__REQUIREMENTS__
For each line of the data below that holds "markaziy", copy the line.

__SOURCE MATERIAL__

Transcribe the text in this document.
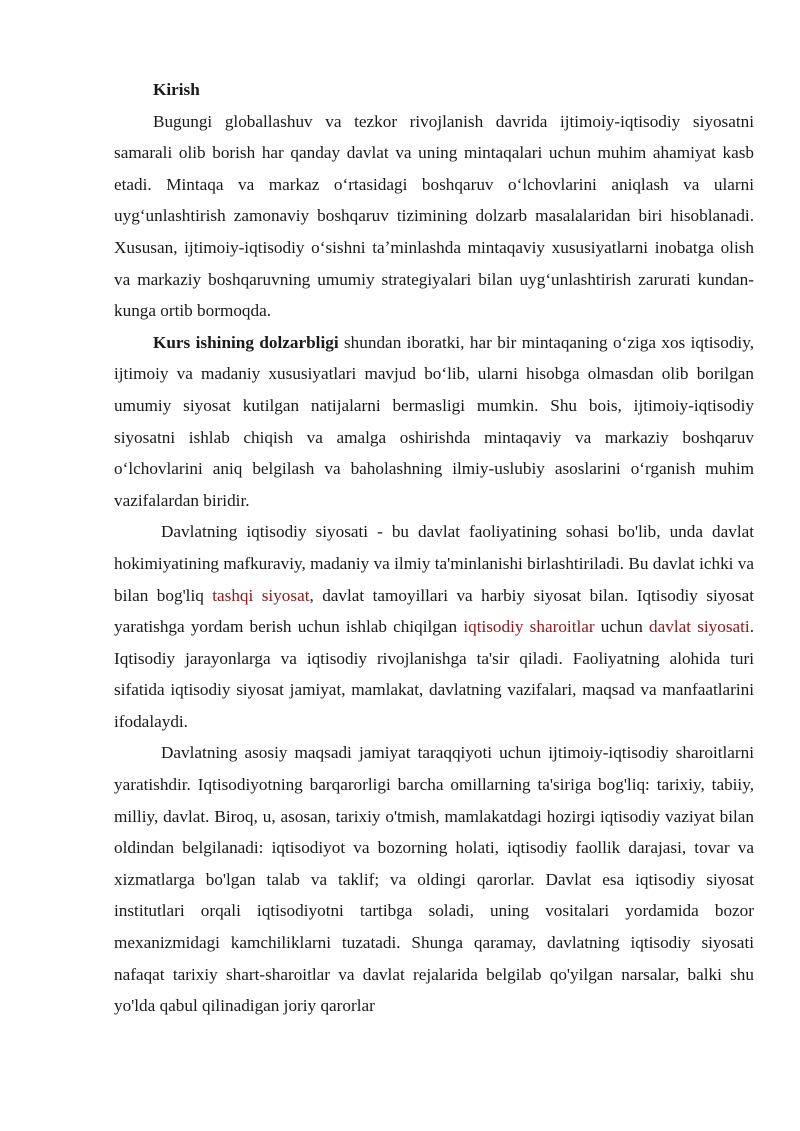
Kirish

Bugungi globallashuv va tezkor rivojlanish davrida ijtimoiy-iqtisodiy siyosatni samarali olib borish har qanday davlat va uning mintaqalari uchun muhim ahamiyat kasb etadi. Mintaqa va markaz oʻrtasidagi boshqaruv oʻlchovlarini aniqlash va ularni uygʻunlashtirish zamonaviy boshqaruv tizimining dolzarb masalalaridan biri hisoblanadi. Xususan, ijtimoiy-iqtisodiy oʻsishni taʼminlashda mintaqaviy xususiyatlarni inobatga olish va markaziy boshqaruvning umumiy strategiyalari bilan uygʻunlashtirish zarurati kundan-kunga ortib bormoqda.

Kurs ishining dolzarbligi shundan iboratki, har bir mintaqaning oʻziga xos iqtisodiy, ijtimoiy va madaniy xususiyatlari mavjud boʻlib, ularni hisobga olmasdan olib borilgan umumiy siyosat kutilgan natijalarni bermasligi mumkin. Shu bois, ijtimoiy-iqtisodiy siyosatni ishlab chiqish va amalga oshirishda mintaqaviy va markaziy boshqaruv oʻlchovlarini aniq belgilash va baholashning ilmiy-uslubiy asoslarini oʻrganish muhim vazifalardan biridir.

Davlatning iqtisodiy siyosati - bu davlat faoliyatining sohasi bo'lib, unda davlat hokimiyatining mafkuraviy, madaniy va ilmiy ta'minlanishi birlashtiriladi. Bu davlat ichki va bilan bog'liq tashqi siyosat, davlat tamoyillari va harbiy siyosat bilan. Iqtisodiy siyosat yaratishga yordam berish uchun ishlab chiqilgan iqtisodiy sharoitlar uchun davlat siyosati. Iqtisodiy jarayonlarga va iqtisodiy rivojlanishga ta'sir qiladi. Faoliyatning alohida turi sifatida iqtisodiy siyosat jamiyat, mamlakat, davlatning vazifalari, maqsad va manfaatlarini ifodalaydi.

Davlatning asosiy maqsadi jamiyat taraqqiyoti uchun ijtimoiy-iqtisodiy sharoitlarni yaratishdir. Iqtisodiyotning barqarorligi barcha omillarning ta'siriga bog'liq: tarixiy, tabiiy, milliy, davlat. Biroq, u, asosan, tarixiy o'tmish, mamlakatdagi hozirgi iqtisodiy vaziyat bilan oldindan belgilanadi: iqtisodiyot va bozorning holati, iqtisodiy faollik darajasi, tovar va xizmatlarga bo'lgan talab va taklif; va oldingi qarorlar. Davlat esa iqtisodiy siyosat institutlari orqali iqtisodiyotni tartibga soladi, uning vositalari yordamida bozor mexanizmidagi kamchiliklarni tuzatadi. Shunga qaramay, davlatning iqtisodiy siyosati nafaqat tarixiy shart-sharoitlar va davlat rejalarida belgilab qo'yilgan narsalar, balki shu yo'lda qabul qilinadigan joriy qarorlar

__OUTPUT BELOW__
Bugungi globallashuv va tezkor rivojlanish davrida ijtimoiy-iqtisodiy siyosatni samarali olib borish har qanday davlat va uning mintaqalari uchun muhim ahamiyat kasb etadi. Mintaqa va markaz oʻrtasidagi boshqaruv oʻlchovlarini aniqlash va ularni uygʻunlashtirish zamonaviy boshqaruv tizimining dolzarb masalalaridan biri hisoblanadi. Xususan, ijtimoiy-iqtisodiy oʻsishni taʼminlashda mintaqaviy xususiyatlarni inobatga olish va markaziy boshqaruvning umumiy strategiyalari bilan uygʻunlashtirish zarurati kundan-kunga ortib bormoqda.
Kurs ishining dolzarbligi shundan iboratki, har bir mintaqaning oʻziga xos iqtisodiy, ijtimoiy va madaniy xususiyatlari mavjud boʻlib, ularni hisobga olmasdan olib borilgan umumiy siyosat kutilgan natijalarni bermasligi mumkin. Shu bois, ijtimoiy-iqtisodiy siyosatni ishlab chiqish va amalga oshirishda mintaqaviy va markaziy boshqaruv oʻlchovlarini aniq belgilash va baholashning ilmiy-uslubiy asoslarini oʻrganish muhim vazifalardan biridir.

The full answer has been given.